** Opening Excerpt to read block **
Ivanova, A. A., Wegner, C.-E., Kim, Y., Liesack, W., & Dedysh, S. N. (2016). Identification of microbial populations driving biopolymer degradation in acidic peatlands by metatranscriptomic analysis. Molecular Ecology, 25(19), 4818-4835. doi:10.1111/mec.13806.


Cite as: https://hdl.handle.net/21.11116/0000-0007-BBB9-6
Abstract
Northern peatlands play a crucial role in the global carbon balance, serving as a persistent sink for atmospheric CO2 and a global carbon store. Their most extensive type, Sphagnum-dominated acidic peatlands, is inhabited by microorganisms with poorly understood degradation capabilities. Here, we applied a combination of barcoded pyrosequencing of SSU rRNA genes and Illumina RNA-Seq of total RNA (metatranscriptomics) to identify microbial populations and enzymes involved in degrading the major components of Sphagnum-derived litter and exoskeletons of peat-inhabiting arthropods: cellulose, xylan, pectin and chitin. Biopolymer addition to peat induced a threefold to fivefold increase in bacterial cell numbers. Functional community profiles of assembled mRNA differed between experimental treatments. In particular, pectin and xylan triggered increased transcript abundance of genes involved in energy metabolism and central carbon metabolism, such as glycolysis and TCA cycle. Concurrently, the substrate-induced activity of bacteria on these two biopolymers stimulated grazing of peat-inhabiting protozoa. Alveolata (ciliates) was the most responsive protozoa group as confirmed by analysis of both SSU rRNA genes and SSU rRNA. A stimulation of alphaproteobacterial methanotrophs on pectin was consistently shown by rRNA and mRNA data. Most likely, their significant enrichment was due to the utilization of methanol released during the degradation of pectin. Analysis of SSU rRNA and total mRNA revealed a specific response of Acidobacteria and Actinobacteria to chitin and pectin, respectively. Relatives of Telmatobacter bradus were most responsive among the Acidobacteria, while the actinobacterial response was primarily affiliated with Frankiales and Propionibacteriales. The expression of a wide repertoire of carbohydrate-active enzymes (CAZymes) corresponded well to the detection of a highly diverse peat-inhabiting microbial community, which is dominated by yet uncultivated bacteria.
** Closing Excerpt to read block **
** Opening Available data block **
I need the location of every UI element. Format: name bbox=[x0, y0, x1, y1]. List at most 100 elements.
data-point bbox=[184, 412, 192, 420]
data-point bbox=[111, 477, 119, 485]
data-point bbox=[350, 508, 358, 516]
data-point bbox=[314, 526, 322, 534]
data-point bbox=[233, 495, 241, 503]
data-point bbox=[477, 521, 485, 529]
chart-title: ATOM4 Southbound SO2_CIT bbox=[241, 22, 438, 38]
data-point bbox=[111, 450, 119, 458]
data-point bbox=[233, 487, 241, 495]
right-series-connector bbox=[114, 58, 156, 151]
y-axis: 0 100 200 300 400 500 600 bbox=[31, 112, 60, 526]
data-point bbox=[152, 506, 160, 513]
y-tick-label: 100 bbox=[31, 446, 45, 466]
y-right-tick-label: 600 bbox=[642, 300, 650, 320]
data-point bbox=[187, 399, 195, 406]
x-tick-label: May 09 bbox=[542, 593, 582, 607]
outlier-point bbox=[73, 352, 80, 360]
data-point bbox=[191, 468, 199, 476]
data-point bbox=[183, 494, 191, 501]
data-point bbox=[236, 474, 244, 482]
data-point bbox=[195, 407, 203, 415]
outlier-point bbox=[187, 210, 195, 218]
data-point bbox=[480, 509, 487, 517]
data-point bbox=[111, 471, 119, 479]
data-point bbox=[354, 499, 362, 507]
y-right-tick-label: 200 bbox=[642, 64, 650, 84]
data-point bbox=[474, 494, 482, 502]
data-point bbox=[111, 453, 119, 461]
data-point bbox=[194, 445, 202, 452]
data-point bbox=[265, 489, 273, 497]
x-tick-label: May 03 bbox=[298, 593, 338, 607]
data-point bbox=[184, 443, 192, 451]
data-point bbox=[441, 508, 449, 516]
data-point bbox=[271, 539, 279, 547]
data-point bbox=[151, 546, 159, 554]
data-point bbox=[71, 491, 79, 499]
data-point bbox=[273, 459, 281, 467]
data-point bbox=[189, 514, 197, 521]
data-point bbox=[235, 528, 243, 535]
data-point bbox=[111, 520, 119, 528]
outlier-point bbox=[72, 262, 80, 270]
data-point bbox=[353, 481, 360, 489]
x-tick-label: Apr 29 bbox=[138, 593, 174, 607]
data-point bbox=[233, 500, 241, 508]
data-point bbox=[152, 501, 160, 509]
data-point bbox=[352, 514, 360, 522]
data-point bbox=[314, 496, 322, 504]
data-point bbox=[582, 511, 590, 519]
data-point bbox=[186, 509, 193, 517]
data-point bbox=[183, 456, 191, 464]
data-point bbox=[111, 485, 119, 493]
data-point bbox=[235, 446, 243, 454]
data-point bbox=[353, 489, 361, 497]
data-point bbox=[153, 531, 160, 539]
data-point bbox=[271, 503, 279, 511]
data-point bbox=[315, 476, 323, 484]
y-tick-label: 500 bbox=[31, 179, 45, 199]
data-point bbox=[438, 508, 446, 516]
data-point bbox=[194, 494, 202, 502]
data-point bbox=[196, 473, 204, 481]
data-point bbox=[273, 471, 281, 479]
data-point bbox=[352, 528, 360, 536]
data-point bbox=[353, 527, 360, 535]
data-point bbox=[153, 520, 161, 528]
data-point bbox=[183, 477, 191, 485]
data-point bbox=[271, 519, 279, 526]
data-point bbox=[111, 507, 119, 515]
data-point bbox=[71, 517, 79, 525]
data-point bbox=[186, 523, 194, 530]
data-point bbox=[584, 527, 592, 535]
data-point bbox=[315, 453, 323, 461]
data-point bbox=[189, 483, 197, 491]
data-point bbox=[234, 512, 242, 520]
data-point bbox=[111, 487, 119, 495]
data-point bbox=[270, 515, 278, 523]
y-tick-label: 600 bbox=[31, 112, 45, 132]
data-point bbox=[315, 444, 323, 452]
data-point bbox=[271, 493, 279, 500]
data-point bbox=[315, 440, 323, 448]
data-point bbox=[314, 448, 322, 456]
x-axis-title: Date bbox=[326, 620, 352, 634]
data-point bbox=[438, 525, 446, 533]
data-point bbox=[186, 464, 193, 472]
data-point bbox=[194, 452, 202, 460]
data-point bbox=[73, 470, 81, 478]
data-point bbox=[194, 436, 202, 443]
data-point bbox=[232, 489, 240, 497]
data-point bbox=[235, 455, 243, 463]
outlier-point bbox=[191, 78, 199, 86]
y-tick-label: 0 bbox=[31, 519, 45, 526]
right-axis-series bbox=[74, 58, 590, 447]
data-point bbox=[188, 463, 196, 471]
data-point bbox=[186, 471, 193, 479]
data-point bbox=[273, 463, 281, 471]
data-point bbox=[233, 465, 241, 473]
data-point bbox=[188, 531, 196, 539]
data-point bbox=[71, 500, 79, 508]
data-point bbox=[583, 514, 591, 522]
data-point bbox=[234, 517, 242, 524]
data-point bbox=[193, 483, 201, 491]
** Closing Available data block **
■ Problems and tasks:
a – Answer these questions from the peatland abstract:
(i) What increase in bacterial cell numbers followed the addition of biopolymers to peat?
(ii) Which protozoa group responded most?
(iii) Among the Acidobacteria, relatives of which organism responded most?
b – From the peatland abstract, write out the stretch from "Ivanova, A. A., Wegner, C.-E., Kim, Y., Liesack, W., &" through "25(19), 4818-4835. doi:10.1111/mec.13806.".
The document understanding data are separate from the peatland abstract.

■ Your responses:
a –
(i) A threefold to fivefold increase
(ii) Alveolata (ciliates)
(iii) Telmatobacter bradus

b –
Ivanova, A. A., Wegner, C.-E., Kim, Y., Liesack, W., & Dedysh, S. N. (2016). Identification of microbial populations driving biopolymer degradation in acidic peatlands by metatranscriptomic analysis. Molecular Ecology, 25(19), 4818-4835. doi:10.1111/mec.13806.